In the entries that follow, how many lines hold the string "index"? Give only that number.

*Dataset content*
(begin)
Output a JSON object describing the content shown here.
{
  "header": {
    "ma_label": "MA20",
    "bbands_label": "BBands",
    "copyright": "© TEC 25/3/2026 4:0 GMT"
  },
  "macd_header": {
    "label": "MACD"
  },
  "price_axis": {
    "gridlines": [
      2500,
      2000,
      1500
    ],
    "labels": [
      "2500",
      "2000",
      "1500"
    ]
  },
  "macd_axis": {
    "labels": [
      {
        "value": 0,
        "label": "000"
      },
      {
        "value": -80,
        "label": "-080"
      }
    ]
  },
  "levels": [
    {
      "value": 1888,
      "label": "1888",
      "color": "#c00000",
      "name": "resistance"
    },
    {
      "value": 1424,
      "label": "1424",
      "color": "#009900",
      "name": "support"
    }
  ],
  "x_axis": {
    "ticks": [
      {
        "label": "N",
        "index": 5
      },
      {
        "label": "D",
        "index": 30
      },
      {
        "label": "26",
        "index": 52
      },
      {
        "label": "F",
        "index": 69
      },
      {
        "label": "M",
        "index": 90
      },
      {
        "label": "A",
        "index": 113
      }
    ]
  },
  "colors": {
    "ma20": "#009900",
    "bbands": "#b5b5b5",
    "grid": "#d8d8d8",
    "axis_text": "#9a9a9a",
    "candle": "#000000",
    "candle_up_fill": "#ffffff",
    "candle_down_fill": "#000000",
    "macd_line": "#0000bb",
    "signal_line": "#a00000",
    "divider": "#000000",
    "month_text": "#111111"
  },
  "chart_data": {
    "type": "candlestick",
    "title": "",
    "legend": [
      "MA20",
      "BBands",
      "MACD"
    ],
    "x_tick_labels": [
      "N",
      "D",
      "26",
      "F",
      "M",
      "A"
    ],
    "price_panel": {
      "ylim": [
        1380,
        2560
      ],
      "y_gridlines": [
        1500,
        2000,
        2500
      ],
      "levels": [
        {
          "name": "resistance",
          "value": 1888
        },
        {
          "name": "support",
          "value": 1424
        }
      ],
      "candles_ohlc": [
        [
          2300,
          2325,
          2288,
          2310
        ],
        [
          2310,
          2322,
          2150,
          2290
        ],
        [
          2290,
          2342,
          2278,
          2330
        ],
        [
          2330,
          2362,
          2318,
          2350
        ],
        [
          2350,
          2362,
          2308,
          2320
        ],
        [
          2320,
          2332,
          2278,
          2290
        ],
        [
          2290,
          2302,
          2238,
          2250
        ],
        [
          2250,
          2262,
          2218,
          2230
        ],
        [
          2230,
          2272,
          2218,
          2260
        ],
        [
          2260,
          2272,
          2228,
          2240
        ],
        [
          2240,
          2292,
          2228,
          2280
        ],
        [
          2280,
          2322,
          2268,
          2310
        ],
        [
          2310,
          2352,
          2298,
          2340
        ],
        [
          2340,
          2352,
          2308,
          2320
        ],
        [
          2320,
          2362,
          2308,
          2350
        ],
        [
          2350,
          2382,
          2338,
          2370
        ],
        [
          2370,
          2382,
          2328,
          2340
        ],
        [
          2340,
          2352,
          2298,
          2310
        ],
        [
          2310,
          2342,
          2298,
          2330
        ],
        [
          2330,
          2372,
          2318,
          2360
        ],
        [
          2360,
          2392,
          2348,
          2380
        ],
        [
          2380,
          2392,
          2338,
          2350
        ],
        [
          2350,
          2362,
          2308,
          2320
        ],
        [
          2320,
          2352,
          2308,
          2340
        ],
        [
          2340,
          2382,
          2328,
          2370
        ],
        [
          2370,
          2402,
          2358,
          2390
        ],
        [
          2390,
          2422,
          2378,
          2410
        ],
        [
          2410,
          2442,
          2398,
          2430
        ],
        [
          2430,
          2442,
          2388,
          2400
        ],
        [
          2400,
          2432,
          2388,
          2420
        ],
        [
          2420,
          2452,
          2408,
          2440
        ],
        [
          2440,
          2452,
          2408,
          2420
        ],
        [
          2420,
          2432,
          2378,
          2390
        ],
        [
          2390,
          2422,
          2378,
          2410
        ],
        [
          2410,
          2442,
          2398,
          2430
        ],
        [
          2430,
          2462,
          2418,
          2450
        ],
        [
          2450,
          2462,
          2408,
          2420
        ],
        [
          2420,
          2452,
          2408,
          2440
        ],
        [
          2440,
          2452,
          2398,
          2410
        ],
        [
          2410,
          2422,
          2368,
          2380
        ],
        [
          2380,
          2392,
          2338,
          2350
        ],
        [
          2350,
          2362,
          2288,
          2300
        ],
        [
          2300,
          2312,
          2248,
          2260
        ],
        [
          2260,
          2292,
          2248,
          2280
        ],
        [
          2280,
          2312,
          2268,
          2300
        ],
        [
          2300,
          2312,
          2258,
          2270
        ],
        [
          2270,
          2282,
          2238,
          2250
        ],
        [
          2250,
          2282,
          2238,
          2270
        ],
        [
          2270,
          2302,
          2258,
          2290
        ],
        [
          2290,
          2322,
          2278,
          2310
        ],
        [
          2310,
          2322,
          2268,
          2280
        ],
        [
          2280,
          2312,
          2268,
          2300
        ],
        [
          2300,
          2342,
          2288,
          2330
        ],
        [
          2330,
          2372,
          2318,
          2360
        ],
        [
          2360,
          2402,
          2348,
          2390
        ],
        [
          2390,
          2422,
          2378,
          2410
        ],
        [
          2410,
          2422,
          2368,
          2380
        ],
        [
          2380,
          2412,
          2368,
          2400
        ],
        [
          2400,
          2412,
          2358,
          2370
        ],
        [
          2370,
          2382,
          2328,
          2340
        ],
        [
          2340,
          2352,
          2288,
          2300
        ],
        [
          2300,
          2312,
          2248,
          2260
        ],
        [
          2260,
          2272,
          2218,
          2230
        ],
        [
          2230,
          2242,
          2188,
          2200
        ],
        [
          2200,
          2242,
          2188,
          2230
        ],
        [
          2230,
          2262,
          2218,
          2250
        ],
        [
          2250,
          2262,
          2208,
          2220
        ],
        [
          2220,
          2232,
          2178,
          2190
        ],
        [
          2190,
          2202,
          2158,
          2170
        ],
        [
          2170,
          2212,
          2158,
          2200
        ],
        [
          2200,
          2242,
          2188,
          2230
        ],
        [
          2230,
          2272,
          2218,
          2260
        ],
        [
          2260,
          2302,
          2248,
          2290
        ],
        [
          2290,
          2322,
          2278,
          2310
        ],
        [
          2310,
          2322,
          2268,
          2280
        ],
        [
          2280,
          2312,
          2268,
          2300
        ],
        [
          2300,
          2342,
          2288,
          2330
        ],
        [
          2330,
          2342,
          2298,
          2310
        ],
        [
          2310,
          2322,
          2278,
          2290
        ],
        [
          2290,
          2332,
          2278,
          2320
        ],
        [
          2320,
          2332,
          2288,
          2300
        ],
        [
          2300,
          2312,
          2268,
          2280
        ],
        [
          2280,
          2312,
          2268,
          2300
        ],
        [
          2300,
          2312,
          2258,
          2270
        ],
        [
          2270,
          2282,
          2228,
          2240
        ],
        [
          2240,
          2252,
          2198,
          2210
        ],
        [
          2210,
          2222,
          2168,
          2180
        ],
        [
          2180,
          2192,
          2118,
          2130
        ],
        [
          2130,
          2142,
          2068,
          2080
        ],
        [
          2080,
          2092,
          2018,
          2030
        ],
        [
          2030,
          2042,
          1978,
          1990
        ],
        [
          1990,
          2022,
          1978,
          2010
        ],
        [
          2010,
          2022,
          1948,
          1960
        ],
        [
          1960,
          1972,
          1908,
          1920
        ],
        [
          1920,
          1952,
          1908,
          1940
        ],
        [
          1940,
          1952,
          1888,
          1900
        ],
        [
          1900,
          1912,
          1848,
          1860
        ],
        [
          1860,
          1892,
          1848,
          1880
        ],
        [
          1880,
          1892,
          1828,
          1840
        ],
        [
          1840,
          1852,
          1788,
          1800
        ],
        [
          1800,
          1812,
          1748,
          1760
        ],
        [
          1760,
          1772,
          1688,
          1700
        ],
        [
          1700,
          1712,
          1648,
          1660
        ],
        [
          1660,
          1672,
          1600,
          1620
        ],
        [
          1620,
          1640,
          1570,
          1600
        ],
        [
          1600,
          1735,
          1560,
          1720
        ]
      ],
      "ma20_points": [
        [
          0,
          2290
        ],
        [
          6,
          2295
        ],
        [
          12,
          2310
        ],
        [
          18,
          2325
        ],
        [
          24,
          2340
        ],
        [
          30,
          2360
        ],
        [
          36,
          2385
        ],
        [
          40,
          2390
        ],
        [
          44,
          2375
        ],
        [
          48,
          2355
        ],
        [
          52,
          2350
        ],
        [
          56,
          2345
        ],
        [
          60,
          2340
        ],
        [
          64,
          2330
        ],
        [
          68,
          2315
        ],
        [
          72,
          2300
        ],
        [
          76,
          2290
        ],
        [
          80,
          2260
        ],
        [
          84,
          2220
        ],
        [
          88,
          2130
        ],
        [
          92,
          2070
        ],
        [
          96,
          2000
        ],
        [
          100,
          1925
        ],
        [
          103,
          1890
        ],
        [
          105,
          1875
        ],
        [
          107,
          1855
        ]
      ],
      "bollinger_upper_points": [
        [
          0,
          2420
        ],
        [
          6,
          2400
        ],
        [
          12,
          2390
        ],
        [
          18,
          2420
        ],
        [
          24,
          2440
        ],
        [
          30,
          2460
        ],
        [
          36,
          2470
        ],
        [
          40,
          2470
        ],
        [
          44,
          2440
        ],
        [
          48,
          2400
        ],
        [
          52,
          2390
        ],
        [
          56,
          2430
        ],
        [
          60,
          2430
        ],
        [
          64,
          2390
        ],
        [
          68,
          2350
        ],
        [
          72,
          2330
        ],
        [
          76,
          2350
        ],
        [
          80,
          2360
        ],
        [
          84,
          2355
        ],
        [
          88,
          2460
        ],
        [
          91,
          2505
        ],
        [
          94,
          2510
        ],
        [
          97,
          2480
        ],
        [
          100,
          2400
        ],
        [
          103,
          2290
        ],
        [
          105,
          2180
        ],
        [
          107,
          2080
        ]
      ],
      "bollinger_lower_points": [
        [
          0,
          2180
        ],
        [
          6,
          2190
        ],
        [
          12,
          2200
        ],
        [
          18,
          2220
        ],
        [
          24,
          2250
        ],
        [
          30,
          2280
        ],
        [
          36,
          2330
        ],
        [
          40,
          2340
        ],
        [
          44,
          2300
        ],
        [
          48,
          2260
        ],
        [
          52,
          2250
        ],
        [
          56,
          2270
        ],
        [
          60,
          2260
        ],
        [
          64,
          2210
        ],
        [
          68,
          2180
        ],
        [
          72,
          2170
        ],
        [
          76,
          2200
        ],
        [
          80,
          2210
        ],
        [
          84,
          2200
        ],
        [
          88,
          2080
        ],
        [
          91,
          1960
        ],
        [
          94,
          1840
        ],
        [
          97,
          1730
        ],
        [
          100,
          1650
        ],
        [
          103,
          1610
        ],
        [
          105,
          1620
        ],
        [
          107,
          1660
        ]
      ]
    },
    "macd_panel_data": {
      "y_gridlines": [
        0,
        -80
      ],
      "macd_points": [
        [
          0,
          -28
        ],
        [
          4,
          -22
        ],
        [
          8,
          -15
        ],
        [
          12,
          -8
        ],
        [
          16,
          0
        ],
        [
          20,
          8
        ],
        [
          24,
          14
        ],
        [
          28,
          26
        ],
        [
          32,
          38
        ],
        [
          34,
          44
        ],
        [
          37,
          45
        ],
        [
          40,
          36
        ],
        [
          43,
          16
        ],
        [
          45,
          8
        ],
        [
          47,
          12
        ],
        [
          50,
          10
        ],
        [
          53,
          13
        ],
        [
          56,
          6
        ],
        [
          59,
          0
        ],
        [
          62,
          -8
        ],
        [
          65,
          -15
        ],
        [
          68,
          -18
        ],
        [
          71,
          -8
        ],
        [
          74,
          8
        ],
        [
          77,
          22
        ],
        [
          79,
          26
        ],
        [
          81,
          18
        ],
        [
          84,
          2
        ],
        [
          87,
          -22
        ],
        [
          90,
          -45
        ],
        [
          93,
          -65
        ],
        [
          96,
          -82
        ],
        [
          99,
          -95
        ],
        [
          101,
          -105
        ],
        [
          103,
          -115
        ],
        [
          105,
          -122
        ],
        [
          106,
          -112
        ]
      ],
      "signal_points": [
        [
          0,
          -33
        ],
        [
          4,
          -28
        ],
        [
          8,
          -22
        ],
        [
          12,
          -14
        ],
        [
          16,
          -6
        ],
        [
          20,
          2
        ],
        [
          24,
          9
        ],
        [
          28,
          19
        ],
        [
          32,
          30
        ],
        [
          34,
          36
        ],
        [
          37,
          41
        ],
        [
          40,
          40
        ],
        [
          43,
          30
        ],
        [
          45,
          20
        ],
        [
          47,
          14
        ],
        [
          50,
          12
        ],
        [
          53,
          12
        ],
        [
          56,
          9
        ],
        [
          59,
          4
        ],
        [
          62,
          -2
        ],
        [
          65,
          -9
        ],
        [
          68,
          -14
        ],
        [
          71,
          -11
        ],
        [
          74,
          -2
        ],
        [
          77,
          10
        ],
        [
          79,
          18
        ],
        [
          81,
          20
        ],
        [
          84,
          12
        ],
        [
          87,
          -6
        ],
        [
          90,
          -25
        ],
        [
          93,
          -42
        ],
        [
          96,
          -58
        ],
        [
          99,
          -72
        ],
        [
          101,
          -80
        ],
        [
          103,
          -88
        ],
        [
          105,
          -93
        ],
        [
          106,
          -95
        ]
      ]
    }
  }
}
(end)
*Solution below*
6